■ EXERCISE
Determine the number of lines that contain the word "text", then state that number and nothing more.

━━━━━ PROVIDED DATA ━━━━━

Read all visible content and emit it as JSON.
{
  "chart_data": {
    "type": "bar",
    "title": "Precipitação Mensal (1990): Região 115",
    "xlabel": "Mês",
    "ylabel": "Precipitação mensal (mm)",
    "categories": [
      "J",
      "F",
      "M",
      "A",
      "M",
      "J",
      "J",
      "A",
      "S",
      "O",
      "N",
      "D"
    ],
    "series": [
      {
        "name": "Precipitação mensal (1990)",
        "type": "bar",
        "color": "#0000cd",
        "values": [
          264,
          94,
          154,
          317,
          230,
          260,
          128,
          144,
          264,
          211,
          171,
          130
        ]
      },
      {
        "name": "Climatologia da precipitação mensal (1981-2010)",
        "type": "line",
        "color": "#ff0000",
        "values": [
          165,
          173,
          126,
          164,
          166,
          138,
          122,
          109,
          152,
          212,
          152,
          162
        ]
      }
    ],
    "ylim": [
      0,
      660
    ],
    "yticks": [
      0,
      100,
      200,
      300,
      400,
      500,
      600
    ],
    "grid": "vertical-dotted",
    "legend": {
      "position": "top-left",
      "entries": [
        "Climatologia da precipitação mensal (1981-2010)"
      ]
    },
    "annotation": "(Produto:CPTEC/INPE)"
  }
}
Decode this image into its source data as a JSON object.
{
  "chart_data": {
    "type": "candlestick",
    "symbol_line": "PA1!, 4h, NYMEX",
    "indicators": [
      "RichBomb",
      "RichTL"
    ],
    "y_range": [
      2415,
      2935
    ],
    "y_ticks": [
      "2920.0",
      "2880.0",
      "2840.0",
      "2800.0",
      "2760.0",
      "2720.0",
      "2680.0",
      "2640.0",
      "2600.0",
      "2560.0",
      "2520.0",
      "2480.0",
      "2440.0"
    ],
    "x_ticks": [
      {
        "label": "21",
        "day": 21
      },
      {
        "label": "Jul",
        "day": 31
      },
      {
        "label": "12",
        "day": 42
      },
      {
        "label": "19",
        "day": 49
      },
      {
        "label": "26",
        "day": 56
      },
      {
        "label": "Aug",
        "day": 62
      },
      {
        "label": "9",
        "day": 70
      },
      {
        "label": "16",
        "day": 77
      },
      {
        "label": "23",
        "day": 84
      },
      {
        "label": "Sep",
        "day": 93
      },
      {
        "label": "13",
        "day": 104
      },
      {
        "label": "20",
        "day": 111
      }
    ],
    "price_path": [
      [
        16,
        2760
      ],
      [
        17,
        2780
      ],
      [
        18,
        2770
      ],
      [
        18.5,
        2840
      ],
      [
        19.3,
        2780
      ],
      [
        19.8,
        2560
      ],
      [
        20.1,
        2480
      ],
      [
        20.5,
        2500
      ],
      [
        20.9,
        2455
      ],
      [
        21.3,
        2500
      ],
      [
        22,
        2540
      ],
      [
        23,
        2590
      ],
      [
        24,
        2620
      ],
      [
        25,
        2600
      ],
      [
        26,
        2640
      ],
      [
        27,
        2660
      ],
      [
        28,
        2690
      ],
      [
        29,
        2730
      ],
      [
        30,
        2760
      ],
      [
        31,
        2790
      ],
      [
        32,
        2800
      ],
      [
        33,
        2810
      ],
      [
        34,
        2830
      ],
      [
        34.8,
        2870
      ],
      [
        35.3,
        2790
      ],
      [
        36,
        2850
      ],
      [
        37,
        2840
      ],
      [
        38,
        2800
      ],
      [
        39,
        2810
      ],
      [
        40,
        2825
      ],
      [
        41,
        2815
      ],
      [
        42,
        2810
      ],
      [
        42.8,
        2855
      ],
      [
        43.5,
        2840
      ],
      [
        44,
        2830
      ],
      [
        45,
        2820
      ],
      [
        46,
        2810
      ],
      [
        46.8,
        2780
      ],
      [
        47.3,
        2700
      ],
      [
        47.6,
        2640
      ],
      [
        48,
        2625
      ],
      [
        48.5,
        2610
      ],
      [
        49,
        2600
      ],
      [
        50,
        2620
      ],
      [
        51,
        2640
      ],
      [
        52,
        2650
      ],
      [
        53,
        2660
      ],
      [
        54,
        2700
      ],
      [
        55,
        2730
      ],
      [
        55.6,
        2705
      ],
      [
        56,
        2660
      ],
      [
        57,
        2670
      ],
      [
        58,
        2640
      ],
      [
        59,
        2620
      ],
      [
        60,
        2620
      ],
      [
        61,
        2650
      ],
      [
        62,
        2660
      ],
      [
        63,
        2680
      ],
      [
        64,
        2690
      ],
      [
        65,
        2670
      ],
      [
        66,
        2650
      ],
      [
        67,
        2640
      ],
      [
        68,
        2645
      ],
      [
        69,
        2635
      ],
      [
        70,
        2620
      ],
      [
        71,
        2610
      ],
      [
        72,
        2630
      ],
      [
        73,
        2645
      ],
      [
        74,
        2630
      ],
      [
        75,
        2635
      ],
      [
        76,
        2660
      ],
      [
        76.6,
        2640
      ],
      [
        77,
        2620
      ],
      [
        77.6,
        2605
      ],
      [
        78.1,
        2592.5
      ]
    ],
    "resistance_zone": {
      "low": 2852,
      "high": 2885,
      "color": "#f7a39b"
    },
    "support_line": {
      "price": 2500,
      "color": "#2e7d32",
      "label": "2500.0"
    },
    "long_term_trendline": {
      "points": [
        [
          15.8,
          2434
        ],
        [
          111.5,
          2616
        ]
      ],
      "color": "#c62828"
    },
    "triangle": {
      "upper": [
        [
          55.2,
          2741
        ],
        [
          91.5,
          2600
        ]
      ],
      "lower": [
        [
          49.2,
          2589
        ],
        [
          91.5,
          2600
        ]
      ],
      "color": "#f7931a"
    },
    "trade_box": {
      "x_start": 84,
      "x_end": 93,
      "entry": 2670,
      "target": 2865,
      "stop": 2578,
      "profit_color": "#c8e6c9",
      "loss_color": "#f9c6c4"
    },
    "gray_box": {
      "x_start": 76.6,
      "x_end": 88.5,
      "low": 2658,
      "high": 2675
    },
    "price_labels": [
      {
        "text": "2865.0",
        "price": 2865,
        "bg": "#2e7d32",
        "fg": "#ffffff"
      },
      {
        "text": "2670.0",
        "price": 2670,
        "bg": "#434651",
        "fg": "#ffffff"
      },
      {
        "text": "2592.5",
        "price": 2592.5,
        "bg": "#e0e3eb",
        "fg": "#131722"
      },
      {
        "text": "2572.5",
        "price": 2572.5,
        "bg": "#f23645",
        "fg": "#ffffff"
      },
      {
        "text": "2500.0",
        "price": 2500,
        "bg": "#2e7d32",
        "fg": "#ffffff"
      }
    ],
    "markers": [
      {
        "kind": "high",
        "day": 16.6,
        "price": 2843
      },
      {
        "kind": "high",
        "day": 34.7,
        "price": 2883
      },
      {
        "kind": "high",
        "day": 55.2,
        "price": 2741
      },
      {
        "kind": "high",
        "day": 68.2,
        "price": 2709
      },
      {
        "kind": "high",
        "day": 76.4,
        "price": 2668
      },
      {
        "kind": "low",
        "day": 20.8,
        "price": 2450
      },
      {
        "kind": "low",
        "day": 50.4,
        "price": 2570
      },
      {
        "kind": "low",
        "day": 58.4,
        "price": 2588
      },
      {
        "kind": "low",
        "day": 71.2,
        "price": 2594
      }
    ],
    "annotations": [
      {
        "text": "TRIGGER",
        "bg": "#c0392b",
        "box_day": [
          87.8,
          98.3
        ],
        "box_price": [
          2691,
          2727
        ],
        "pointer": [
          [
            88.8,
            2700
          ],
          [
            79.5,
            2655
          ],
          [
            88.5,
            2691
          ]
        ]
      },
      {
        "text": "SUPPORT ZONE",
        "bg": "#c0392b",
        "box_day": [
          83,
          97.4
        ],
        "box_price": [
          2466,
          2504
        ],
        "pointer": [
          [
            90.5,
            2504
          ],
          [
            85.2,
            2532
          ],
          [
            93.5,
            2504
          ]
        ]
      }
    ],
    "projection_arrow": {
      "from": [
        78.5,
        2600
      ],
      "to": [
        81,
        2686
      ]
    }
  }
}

━━━━━

■ SOLUTION TO THIS PROBLEM
7